:: Supplied records ::
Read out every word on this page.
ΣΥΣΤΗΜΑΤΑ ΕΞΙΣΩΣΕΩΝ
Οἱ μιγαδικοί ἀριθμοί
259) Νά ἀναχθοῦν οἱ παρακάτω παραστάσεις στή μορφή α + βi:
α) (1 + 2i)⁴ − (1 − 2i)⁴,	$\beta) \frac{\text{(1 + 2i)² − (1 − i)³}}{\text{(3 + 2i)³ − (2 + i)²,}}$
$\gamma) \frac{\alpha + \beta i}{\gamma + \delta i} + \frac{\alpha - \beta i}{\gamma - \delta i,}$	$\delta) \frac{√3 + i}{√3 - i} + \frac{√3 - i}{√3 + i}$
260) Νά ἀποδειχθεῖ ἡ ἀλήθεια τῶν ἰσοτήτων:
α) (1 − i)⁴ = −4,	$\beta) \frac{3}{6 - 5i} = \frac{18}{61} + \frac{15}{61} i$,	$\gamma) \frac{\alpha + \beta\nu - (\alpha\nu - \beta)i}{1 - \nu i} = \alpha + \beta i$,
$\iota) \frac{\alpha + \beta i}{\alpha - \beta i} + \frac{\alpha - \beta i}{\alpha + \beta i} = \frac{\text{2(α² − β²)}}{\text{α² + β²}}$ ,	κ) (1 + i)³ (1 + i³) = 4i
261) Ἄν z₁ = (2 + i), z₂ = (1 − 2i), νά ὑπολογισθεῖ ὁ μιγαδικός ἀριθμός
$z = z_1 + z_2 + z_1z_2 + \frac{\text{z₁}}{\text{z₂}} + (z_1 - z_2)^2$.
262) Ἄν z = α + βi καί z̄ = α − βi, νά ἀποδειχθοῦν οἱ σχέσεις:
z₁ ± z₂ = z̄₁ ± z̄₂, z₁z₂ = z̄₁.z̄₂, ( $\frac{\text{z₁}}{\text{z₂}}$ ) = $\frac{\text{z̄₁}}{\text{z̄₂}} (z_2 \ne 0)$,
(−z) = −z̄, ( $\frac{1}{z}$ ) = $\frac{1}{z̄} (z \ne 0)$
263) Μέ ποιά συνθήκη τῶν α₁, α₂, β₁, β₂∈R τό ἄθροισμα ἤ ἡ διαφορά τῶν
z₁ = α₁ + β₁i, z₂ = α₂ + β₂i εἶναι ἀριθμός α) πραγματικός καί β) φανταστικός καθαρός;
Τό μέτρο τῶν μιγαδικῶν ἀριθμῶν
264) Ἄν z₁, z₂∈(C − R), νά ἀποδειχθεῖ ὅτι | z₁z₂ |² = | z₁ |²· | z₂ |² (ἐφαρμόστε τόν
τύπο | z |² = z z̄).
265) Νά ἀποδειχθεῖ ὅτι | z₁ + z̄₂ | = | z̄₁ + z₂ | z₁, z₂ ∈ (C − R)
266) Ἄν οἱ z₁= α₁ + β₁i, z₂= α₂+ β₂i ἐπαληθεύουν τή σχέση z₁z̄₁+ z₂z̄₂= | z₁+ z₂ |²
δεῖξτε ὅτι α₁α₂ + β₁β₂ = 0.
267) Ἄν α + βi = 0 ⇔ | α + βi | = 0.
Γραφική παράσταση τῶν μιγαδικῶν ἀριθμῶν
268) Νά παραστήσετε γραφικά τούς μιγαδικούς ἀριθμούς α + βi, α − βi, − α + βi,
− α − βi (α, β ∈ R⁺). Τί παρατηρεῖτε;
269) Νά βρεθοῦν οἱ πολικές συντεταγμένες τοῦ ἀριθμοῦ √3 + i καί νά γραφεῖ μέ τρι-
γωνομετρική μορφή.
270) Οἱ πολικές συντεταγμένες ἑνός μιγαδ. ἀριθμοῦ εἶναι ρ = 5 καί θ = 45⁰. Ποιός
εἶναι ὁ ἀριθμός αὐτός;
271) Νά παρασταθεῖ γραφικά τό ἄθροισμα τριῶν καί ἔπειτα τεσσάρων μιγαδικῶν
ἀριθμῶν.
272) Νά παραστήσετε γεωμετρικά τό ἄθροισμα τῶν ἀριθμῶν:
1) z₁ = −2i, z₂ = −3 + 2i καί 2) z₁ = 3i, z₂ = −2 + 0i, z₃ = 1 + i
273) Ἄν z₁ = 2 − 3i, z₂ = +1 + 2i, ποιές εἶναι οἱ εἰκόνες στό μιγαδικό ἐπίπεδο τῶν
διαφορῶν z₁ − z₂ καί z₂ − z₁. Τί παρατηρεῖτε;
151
:::
:: Supplied records ::
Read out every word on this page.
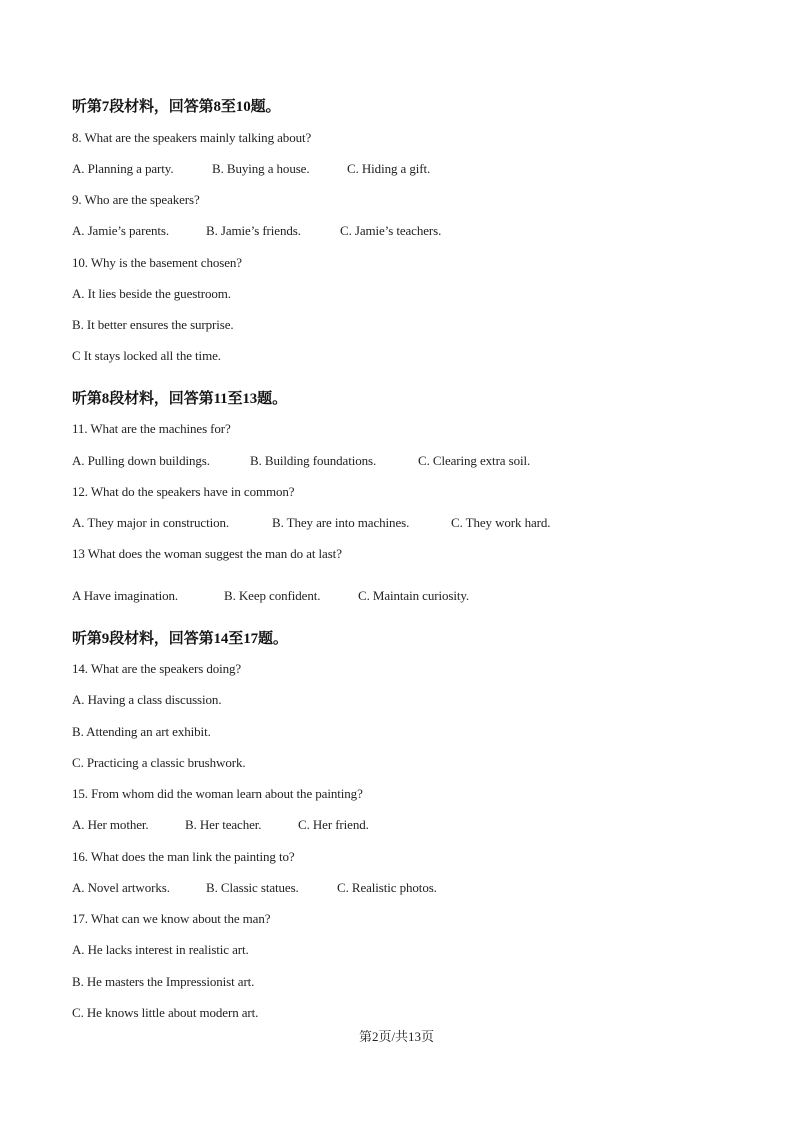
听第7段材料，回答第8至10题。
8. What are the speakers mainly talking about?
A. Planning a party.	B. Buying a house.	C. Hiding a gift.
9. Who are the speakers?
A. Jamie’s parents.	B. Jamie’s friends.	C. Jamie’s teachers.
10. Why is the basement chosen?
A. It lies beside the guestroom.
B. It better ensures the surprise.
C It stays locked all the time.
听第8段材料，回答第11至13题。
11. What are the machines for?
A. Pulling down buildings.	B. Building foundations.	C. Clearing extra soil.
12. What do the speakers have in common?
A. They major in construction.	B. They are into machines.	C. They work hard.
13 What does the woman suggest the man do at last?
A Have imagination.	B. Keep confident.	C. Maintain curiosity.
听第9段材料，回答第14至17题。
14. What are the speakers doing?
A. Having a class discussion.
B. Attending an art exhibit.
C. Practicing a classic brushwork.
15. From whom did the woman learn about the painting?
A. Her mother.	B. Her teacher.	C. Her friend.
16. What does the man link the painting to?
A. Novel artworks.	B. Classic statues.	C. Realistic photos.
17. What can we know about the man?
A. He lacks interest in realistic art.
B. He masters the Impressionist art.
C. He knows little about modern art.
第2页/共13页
:::
Exercise aim — Identify every line where the string "ἀριθμός" appears.

Reply to the exercise —
261) Ἄν z₁ = (2 + i), z₂ = (1 − 2i), νά ὑπολογισθεῖ ὁ μιγαδικός ἀριθμός
z₁ = α₁ + β₁i, z₂ = α₂ + β₂i εἶναι ἀριθμός α) πραγματικός καί β) φανταστικός καθαρός;
εἶναι ὁ ἀριθμός αὐτός;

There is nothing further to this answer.